■ **Document extract**

..........

Eiah Sae, a coffee shop that sits along the quiet Phat Sai street just parallel to Yaowarat Road, is a time capsule, a place almost entirely unchanged since 1927 when it opened. It's a long-standing meeting point and social hub for the older generation of Thai-Chinese in Yaowarat, a place which stubbornly refuses to change in step with a quickly modernising Bangkok.

It's similar to Singapore's charming kopitiam coffee houses. The faded egg-yolk coloured exterior and outdoor tables are kept shady from Bangkok's midday sun by an awning. It's sign, erected in the '80s displays the name in Thai (meaning 'Fortune Incoming') along with an inscription stating "60 years of good coffee".

Old Thai-Chinese men take up the wooden tables playing cards, chain smoking or sitting cross-legged reading the paper below framed photos of the king and paintings of old Bangkok. It's an atmospheric place to linger through the hot days or stop for a quick caffeine pitstop.

Eiah Sae may be a coffee house, but don't expect them to keep up with Bangkok's current coffee trends. They'll be no flat white or macchiato here. Just strong dark coffee sweetened with condensed milk and brewed in a sock filter. Anything else would be shunned among their elderly clientele.

While I'd urge you to try the coffee, there are several other drinks on the menu - Thai milk tea, black tea, refreshing lemon iced tea and a traditional coffee tea blend called nor kao.

..........

■ **Required actions**
1 – According to the coffee shop passage, in what year did Eiah Sae open?
2 – In the coffee shop passage, start at the words "Old Thai-Chinese men" and stop after "their elderly clientele.". Rewrite that stretch, changing "macchiato" to "cappuccino".

..........

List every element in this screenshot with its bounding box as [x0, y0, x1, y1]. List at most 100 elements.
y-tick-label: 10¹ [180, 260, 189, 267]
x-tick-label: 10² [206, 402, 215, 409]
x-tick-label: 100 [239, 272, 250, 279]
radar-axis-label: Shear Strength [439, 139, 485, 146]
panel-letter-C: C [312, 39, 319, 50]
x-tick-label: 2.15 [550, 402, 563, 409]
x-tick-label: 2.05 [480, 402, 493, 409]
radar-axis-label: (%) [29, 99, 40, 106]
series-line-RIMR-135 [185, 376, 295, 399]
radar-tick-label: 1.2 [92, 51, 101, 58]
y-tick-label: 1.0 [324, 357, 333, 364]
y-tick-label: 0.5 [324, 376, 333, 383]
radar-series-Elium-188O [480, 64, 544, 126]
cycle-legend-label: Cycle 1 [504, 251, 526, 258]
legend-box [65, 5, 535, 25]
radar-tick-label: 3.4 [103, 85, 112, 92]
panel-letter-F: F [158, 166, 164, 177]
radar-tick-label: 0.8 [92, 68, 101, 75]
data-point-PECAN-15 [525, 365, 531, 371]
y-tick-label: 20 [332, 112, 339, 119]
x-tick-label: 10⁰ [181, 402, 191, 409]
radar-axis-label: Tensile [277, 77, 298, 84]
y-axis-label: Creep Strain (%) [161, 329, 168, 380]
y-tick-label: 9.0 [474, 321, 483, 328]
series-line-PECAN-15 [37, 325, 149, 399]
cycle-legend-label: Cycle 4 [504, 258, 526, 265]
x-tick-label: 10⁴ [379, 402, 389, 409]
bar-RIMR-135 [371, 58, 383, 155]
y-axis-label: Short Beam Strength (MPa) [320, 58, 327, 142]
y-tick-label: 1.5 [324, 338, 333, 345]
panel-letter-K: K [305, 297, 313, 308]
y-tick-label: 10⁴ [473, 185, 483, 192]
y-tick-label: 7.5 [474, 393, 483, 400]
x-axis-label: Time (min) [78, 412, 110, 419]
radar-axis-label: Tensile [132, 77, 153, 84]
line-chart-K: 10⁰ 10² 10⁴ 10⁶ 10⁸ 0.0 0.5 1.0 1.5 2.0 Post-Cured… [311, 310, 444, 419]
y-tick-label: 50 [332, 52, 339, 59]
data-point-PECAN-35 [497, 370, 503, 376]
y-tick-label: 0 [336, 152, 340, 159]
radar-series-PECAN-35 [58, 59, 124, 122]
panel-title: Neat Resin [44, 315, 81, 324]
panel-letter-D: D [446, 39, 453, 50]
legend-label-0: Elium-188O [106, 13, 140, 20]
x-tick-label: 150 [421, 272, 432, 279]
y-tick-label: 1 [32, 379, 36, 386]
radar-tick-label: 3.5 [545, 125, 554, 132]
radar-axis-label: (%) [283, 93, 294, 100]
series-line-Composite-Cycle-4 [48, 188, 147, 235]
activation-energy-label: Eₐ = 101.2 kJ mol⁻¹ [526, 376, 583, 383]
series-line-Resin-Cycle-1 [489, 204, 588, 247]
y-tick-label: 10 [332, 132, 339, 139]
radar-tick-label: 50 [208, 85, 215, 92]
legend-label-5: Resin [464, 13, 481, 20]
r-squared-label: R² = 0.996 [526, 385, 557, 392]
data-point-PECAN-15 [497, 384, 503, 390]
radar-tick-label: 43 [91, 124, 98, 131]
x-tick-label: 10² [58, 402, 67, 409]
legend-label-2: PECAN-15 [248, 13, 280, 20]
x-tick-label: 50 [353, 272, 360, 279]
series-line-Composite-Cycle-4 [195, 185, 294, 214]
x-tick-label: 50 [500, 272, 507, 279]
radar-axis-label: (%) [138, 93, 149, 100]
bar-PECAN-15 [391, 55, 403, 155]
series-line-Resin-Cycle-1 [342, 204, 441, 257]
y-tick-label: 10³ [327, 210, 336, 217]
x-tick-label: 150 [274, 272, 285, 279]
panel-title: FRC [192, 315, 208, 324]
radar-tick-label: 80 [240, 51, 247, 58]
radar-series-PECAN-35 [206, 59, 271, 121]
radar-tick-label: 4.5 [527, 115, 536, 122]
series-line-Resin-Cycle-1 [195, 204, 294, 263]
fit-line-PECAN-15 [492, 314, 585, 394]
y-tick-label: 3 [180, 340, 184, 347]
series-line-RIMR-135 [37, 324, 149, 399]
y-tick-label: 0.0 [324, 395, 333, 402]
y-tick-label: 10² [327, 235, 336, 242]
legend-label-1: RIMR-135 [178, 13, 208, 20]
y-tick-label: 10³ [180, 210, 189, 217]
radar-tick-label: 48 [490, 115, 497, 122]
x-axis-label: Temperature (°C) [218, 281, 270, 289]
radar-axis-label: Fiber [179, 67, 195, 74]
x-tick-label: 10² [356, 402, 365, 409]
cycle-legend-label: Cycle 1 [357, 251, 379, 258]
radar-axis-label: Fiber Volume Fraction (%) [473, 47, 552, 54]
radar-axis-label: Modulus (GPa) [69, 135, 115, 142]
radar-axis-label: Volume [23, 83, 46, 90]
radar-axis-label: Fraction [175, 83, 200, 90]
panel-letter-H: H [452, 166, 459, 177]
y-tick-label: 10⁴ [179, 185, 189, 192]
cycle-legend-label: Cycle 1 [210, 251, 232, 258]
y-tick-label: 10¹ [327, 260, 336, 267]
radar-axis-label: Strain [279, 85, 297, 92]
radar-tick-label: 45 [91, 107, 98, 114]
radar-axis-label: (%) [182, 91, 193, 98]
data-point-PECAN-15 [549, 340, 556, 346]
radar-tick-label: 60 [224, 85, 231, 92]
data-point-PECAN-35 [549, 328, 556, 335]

..........

■ **Task-by-task answers**
1 – 1927

2 –
Old Thai-Chinese men take up the wooden tables playing cards, chain smoking or sitting cross-legged reading the paper below framed photos of the king and paintings of old Bangkok. It's an atmospheric place to linger through the hot days or stop for a quick caffeine pitstop.

Eiah Sae may be a coffee house, but don't expect them to keep up with Bangkok's current coffee trends. They'll be no flat white or cappuccino here. Just strong dark coffee sweetened with condensed milk and brewed in a sock filter. Anything else would be shunned among their elderly clientele.